* GIVEN TASK: Search the data for the word "document". Reproduce every line where it is found.
:: THE RECORDS ::
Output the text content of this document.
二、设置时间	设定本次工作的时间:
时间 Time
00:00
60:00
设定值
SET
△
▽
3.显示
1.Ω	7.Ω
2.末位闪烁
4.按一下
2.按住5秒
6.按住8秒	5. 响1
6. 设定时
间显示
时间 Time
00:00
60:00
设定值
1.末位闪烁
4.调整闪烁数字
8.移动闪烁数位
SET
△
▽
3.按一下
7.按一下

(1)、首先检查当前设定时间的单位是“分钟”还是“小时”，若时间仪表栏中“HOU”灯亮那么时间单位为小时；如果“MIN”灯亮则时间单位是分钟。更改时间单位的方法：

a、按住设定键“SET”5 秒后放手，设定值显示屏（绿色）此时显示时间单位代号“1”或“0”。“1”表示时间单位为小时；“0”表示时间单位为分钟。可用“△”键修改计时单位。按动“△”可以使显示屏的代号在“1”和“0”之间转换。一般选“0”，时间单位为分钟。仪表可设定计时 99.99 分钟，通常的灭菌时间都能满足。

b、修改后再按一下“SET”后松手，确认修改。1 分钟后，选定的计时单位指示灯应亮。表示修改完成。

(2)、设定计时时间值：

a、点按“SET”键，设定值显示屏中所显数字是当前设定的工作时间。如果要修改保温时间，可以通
:::
:: THE RECORDS ::
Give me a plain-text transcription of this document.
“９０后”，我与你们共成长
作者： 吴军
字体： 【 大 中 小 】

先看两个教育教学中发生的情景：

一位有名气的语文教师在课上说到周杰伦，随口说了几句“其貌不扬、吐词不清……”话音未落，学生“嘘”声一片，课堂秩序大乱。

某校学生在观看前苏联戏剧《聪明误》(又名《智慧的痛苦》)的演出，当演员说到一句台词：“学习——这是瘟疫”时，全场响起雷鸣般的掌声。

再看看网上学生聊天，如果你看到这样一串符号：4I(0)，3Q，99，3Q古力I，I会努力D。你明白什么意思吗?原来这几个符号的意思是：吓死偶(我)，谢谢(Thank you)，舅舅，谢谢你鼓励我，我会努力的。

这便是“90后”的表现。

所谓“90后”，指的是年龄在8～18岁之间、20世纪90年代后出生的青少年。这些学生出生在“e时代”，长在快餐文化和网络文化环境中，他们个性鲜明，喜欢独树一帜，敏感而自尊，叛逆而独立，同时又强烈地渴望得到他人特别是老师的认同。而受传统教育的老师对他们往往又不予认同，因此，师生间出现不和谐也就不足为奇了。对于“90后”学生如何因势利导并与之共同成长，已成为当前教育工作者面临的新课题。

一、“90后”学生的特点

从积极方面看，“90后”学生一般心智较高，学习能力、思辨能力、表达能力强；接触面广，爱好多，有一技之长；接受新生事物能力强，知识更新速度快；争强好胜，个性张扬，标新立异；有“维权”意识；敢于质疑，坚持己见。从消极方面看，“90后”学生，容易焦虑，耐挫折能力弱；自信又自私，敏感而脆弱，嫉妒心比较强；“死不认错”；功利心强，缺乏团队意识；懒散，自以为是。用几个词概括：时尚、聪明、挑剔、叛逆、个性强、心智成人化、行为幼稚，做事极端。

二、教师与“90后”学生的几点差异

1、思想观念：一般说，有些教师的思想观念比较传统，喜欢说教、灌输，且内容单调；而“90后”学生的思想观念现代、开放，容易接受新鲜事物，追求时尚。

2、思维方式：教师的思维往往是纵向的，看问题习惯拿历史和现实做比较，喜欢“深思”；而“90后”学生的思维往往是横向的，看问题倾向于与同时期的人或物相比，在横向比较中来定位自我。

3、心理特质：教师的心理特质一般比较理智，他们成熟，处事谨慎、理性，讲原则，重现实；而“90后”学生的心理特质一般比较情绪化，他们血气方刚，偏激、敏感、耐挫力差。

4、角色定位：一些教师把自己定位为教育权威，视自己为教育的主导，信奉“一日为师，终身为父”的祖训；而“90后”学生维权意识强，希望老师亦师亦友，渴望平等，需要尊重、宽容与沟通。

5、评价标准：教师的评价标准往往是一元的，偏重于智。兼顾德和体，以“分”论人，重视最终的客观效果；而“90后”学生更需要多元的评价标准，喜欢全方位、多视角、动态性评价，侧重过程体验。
:::
:: THE RECORDS ::
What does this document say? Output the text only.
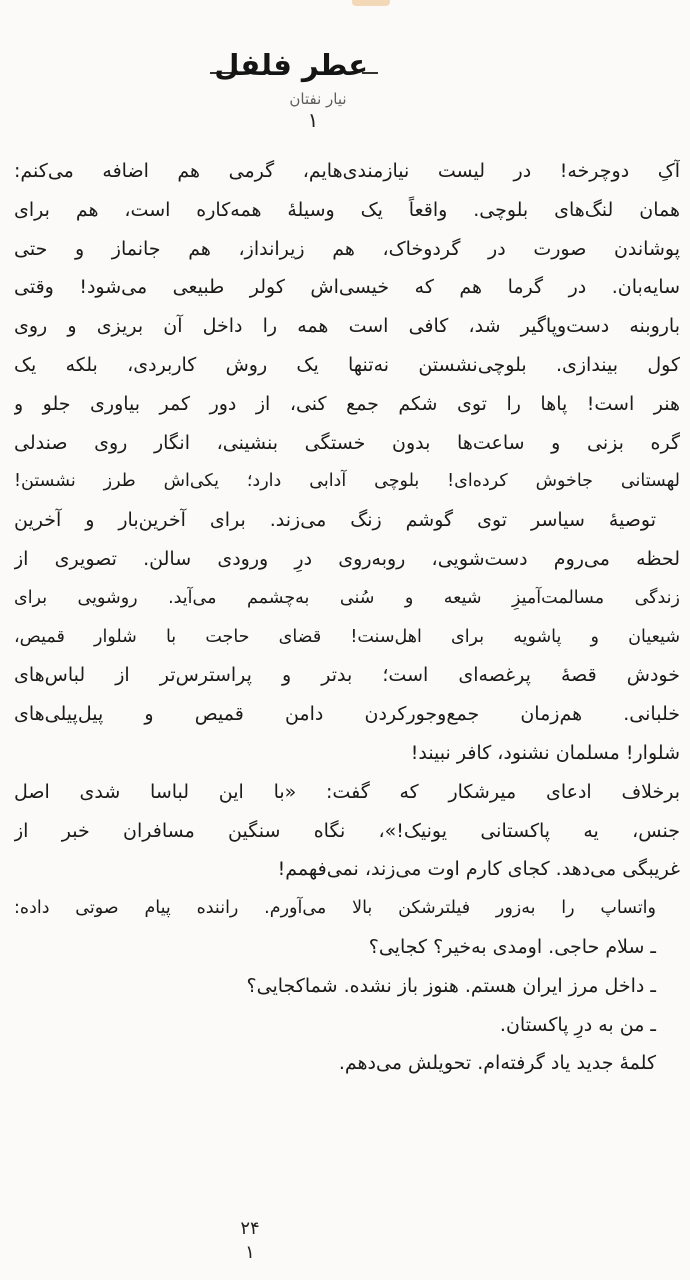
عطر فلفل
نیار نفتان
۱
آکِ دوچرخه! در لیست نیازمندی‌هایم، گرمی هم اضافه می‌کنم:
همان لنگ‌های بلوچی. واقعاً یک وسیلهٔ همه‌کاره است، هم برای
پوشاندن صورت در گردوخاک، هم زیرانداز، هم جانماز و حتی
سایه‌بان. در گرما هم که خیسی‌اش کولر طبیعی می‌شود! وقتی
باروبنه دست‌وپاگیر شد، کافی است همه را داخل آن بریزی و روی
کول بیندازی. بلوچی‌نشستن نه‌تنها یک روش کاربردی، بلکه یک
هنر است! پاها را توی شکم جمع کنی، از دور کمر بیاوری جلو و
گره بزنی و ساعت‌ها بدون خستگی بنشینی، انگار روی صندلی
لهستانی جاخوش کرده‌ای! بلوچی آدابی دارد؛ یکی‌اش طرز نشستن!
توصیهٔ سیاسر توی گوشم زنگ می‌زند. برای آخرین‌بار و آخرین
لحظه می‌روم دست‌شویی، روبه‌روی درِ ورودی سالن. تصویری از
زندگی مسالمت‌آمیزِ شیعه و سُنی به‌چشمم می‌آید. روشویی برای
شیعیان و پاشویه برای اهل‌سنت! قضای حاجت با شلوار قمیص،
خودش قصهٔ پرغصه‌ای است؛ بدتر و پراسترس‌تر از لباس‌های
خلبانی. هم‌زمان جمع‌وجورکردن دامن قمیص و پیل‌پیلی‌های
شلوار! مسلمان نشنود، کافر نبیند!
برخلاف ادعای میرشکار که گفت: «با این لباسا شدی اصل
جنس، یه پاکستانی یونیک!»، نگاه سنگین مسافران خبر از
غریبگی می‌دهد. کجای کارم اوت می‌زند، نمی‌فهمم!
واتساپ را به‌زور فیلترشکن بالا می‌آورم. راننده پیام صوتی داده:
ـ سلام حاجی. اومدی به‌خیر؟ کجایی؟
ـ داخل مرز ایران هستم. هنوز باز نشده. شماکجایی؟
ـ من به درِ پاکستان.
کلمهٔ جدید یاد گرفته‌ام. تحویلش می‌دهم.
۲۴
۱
:::
* RESPONSE:
Output the text content of this document.
Give me a plain-text transcription of this document.
What does this document say? Output the text only.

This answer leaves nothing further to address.